◆ **Work to complete**: Show every line of the records below that contains the string "unit", matching upper and lower case exactly.

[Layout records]
⟨

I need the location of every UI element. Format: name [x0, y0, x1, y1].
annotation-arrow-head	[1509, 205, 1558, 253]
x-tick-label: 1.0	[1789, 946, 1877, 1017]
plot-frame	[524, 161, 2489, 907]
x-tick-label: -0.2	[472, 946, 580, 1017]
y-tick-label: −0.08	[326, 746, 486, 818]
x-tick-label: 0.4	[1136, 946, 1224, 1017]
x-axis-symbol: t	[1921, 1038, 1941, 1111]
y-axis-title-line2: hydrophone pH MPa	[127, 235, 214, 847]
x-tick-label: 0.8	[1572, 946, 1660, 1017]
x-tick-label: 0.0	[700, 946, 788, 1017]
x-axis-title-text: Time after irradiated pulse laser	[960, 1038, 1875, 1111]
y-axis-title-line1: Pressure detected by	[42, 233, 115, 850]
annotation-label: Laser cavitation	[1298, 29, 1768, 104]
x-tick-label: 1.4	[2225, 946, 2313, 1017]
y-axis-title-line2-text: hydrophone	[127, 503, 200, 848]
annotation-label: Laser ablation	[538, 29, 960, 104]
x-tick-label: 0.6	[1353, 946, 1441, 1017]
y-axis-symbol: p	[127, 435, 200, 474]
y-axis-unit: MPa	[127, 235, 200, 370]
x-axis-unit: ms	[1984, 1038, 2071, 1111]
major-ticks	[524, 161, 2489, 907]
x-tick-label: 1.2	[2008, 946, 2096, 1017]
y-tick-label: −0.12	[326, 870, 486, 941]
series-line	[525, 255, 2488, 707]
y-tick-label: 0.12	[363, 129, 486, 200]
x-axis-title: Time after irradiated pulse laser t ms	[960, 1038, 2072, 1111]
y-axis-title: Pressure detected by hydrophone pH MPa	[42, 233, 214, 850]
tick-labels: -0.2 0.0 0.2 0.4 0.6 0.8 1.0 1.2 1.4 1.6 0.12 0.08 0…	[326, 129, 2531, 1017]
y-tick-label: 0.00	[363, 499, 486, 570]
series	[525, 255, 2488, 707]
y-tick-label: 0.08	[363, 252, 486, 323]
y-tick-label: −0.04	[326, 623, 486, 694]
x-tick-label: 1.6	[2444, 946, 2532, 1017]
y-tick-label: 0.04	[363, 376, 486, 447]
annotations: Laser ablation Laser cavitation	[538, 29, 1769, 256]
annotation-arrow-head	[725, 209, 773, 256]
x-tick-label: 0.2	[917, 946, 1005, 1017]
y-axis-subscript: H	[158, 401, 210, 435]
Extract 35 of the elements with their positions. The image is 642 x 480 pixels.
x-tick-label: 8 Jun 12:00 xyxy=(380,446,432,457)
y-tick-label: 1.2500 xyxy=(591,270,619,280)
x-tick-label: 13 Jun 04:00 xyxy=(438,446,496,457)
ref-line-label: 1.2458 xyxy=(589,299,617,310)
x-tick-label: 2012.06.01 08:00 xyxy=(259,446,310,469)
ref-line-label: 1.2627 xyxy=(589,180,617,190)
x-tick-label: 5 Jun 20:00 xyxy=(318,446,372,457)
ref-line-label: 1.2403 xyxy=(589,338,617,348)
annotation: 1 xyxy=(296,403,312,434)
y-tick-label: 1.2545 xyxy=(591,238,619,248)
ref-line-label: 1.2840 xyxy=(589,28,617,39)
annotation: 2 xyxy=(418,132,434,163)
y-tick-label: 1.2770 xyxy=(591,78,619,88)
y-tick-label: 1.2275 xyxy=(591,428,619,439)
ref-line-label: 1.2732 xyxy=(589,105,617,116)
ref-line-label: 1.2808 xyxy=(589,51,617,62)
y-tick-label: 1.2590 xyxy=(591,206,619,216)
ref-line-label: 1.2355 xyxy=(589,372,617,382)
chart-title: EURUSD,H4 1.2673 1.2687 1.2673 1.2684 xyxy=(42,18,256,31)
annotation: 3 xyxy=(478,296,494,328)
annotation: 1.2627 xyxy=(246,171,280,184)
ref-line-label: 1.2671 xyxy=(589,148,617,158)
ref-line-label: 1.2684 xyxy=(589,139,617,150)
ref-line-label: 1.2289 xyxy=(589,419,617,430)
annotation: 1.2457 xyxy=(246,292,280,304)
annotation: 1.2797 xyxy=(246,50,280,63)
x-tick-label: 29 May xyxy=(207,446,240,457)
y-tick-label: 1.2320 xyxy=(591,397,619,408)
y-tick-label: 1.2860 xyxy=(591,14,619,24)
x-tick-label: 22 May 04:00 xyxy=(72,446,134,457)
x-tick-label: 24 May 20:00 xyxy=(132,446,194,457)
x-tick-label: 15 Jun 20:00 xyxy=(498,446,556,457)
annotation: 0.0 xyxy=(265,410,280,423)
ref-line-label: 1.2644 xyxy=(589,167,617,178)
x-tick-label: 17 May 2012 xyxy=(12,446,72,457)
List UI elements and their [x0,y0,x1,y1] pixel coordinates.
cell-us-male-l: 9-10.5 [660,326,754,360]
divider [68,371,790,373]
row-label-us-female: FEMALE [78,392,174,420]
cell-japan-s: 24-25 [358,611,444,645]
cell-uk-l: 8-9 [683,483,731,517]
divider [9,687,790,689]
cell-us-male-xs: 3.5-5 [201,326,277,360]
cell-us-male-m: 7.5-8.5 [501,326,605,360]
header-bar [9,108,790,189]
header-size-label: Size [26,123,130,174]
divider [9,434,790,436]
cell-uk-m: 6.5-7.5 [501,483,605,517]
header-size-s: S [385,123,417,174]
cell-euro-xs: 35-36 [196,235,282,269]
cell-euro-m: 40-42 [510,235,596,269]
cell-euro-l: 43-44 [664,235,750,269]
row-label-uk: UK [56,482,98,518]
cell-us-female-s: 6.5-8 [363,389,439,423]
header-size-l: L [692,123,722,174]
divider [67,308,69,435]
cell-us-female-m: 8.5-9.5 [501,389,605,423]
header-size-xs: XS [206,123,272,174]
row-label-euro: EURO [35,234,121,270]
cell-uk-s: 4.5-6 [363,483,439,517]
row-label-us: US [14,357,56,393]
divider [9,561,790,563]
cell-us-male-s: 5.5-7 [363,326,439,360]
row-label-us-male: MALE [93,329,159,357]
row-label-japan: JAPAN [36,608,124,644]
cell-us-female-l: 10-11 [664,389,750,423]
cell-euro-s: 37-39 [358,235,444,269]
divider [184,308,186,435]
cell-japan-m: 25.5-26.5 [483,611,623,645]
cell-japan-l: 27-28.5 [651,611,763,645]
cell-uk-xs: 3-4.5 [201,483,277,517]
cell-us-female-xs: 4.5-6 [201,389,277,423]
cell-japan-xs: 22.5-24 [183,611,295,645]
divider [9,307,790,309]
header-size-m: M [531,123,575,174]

⟩

◆ **Answer for the task**:
y-axis-unit: MPa	[127, 235, 200, 370]
x-axis-unit: ms	[1984, 1038, 2071, 1111]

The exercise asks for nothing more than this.